** Begin **
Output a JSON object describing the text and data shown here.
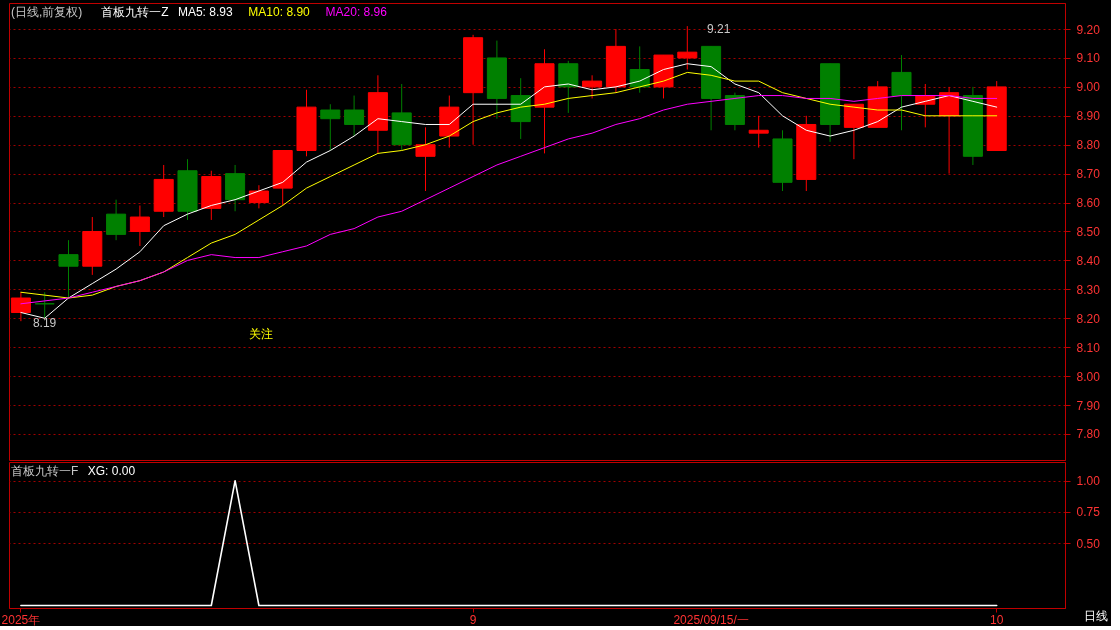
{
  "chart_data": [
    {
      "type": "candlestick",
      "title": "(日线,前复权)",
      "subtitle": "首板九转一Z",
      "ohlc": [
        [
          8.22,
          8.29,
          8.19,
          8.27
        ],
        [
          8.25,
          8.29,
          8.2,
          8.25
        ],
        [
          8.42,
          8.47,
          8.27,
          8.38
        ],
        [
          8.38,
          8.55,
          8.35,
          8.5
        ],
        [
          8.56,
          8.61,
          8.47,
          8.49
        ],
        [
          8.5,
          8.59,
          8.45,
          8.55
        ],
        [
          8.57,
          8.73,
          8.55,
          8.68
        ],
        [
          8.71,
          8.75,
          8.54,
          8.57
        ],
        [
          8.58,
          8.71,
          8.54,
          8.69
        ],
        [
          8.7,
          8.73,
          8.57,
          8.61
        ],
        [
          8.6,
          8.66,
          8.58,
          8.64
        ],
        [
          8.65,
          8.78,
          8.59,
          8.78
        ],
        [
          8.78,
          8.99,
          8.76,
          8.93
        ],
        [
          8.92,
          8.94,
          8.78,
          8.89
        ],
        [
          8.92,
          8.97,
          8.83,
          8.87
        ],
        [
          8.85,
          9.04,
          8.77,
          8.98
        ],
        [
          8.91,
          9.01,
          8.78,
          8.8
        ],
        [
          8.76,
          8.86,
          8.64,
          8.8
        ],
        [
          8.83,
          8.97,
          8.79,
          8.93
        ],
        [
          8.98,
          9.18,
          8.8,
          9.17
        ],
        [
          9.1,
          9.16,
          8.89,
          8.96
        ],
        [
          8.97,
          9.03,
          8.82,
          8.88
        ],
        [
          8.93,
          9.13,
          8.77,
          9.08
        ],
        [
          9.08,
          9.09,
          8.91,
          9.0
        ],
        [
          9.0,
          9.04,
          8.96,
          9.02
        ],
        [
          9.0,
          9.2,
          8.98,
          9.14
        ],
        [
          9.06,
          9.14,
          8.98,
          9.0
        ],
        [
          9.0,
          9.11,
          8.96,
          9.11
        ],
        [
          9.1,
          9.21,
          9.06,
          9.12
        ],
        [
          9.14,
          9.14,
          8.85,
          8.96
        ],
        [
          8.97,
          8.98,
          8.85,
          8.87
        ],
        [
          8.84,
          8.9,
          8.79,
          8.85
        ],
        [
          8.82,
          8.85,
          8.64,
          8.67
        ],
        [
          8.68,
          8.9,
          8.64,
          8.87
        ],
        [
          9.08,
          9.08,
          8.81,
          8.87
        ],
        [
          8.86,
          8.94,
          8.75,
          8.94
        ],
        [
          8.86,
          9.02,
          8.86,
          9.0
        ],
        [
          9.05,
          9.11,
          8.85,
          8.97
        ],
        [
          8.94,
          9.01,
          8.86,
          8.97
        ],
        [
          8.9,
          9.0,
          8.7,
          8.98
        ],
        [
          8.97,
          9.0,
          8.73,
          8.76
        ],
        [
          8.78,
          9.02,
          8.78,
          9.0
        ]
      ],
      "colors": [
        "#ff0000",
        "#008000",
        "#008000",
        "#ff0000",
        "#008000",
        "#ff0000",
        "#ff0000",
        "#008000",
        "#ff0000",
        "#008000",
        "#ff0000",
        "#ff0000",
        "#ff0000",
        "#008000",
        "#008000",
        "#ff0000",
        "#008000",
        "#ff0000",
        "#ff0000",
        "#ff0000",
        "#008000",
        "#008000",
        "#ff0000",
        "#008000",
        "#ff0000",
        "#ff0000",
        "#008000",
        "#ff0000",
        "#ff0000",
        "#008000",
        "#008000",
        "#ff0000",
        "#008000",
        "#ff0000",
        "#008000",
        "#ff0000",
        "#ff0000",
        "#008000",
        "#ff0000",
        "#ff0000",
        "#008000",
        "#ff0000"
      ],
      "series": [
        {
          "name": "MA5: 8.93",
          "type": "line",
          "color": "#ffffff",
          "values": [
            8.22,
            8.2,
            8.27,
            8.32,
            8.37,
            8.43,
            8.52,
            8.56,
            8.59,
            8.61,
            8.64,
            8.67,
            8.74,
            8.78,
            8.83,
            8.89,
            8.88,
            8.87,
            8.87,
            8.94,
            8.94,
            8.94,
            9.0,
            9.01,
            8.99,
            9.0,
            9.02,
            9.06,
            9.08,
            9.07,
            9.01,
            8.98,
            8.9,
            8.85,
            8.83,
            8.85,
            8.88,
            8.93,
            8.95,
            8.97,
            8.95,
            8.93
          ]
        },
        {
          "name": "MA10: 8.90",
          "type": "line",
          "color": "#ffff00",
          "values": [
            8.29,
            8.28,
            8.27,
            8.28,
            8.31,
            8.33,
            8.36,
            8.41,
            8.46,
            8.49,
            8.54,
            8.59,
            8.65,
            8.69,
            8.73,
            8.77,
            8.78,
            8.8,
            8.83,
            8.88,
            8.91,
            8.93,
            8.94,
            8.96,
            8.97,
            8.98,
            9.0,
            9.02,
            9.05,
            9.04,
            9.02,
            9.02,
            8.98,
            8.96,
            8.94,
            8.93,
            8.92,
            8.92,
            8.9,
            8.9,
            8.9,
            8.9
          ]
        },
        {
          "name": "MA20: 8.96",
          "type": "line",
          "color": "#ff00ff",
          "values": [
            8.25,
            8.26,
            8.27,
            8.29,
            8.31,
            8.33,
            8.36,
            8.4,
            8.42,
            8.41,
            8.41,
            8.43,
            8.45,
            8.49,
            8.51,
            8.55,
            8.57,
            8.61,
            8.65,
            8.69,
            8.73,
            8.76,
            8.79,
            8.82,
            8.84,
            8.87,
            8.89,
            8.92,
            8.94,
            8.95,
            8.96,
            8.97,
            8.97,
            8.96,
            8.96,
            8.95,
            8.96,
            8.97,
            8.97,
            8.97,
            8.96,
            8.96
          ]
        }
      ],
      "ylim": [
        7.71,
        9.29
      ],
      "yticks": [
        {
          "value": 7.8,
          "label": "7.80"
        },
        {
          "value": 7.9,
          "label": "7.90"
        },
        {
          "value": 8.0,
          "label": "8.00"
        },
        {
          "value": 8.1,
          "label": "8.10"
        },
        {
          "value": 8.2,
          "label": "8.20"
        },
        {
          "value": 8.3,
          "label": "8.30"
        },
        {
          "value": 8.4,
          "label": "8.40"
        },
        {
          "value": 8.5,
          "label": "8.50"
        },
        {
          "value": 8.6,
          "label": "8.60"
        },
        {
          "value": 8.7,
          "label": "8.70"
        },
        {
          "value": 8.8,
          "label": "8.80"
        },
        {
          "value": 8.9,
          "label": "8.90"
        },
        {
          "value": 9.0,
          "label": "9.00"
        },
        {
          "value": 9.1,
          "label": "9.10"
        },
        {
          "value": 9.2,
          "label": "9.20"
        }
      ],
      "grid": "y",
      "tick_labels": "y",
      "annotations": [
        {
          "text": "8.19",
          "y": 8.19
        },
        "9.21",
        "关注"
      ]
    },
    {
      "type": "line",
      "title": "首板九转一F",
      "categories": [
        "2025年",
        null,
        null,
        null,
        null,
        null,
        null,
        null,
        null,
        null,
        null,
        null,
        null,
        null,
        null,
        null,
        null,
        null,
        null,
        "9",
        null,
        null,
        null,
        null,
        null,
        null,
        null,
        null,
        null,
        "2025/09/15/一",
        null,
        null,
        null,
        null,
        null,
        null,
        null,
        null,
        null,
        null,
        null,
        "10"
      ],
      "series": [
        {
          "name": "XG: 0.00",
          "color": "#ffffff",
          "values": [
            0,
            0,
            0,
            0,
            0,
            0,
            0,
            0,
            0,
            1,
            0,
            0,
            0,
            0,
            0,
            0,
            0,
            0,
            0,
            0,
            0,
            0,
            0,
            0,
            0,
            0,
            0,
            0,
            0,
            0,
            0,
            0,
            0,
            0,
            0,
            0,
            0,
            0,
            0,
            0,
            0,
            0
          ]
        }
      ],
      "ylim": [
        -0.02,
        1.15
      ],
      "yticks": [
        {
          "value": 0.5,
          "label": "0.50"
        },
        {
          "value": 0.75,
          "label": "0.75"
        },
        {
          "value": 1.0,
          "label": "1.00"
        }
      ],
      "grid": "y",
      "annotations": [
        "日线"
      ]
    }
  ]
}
** End **
Search the material above for "text". Pull out each line where it shows up.

Output a JSON object describing the text and data shown here.
          "text": "8.19",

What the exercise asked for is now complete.